> [Task brief]
Report the count of lines where the string "pour" appears, and nothing else.

----------------

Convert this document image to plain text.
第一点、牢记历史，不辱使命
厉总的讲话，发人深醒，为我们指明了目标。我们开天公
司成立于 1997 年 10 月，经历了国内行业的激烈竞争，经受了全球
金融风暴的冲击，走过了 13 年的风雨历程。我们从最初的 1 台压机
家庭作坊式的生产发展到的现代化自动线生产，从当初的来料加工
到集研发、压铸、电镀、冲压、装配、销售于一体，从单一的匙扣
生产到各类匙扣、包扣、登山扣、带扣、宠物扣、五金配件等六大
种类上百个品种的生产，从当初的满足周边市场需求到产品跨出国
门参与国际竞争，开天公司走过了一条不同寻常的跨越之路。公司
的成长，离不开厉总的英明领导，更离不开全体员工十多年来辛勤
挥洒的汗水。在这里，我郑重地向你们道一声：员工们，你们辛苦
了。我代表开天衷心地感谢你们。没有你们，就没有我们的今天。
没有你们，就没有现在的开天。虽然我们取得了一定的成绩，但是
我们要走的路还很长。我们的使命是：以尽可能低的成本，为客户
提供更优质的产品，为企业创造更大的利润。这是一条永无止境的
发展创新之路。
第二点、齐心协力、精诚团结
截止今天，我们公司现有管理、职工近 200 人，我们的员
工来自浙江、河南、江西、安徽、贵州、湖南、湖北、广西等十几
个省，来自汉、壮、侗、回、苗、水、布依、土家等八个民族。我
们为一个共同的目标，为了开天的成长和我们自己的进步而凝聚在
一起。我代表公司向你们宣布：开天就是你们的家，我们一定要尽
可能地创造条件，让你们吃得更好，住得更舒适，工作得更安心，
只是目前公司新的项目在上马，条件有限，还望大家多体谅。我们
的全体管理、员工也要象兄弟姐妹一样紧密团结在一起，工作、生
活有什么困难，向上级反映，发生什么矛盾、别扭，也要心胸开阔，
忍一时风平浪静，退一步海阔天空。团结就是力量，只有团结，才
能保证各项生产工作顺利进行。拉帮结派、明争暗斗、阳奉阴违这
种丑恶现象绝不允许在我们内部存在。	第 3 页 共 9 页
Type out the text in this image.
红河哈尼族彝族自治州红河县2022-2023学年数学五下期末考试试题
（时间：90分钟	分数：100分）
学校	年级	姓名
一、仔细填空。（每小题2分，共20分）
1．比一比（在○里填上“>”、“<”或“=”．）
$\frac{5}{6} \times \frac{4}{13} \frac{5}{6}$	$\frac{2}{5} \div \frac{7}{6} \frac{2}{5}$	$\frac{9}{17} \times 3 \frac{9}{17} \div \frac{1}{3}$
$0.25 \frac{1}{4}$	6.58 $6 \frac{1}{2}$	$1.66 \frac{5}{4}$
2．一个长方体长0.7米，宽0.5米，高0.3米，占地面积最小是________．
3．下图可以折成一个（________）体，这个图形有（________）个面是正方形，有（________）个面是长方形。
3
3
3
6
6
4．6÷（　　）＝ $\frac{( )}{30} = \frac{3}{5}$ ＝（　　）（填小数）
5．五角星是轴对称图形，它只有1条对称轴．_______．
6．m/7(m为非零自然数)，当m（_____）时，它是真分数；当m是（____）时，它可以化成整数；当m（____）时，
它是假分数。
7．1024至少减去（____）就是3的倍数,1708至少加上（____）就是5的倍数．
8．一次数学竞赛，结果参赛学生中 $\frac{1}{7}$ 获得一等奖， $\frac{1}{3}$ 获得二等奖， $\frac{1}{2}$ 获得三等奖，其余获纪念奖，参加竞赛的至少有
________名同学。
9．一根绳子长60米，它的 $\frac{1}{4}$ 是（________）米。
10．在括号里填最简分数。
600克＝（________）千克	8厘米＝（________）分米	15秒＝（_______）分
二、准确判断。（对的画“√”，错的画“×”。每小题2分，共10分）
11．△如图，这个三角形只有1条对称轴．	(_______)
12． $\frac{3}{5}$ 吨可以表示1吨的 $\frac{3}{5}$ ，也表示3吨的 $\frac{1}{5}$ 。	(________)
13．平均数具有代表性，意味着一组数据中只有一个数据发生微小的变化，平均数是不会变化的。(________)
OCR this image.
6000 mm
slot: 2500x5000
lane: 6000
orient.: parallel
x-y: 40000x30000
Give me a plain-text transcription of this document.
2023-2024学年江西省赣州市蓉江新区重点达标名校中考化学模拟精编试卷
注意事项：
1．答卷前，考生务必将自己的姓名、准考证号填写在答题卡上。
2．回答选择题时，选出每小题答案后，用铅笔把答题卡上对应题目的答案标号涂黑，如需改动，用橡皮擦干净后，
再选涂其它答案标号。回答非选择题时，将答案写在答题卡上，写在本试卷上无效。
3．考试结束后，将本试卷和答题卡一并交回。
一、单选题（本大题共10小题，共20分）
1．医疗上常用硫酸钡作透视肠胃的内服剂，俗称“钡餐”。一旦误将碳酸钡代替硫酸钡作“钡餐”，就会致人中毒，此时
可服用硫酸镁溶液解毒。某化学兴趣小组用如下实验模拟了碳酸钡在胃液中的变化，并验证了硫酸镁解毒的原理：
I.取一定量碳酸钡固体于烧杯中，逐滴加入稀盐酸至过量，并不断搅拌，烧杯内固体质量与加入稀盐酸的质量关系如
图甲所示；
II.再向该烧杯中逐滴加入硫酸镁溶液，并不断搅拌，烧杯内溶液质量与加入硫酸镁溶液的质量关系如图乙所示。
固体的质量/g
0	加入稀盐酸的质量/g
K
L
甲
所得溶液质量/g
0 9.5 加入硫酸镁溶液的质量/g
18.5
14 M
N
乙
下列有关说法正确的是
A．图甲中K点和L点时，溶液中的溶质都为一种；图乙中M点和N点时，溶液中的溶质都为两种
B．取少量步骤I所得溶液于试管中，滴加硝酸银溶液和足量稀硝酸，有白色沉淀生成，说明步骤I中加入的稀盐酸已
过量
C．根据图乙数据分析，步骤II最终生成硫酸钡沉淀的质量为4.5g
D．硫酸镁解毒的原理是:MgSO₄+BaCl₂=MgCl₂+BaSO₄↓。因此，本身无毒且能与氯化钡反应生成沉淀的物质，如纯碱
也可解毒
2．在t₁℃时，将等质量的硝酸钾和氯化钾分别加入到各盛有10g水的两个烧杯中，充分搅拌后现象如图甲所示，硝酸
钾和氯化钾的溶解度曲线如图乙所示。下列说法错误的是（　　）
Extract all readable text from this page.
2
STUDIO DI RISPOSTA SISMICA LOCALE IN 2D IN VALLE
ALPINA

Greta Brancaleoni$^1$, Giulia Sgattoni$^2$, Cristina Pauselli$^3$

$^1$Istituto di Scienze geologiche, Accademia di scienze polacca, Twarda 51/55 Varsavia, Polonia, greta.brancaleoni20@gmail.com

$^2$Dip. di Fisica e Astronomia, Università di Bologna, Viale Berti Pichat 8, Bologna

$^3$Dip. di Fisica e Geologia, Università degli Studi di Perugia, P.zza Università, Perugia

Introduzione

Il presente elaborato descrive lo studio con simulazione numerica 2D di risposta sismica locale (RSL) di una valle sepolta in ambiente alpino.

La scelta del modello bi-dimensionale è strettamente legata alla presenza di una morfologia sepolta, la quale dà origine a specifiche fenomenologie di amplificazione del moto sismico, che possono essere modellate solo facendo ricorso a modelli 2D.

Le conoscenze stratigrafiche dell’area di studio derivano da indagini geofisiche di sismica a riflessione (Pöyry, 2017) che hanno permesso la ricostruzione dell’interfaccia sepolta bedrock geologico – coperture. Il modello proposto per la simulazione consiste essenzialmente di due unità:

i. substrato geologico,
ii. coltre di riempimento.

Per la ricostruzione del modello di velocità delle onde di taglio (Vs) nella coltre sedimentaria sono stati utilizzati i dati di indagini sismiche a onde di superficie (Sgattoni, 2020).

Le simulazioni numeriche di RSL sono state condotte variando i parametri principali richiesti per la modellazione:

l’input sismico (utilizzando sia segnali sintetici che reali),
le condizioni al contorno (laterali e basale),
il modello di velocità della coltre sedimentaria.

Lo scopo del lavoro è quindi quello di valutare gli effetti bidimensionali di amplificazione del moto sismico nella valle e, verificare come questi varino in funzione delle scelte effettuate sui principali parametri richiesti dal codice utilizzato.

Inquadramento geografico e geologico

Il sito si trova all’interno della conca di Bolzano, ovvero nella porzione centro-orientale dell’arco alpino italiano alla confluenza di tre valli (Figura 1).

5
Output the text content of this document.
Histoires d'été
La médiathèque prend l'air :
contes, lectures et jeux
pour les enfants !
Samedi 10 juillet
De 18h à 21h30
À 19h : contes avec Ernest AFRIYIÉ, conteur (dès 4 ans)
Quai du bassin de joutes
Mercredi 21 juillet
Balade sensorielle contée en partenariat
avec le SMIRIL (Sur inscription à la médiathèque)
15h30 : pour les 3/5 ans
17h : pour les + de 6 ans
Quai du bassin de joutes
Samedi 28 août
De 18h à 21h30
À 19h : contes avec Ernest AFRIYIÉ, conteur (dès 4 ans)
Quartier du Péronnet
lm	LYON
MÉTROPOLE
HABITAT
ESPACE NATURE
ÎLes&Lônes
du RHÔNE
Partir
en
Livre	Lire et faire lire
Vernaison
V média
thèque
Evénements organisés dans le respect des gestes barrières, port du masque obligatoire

----------------

> [Final result]
3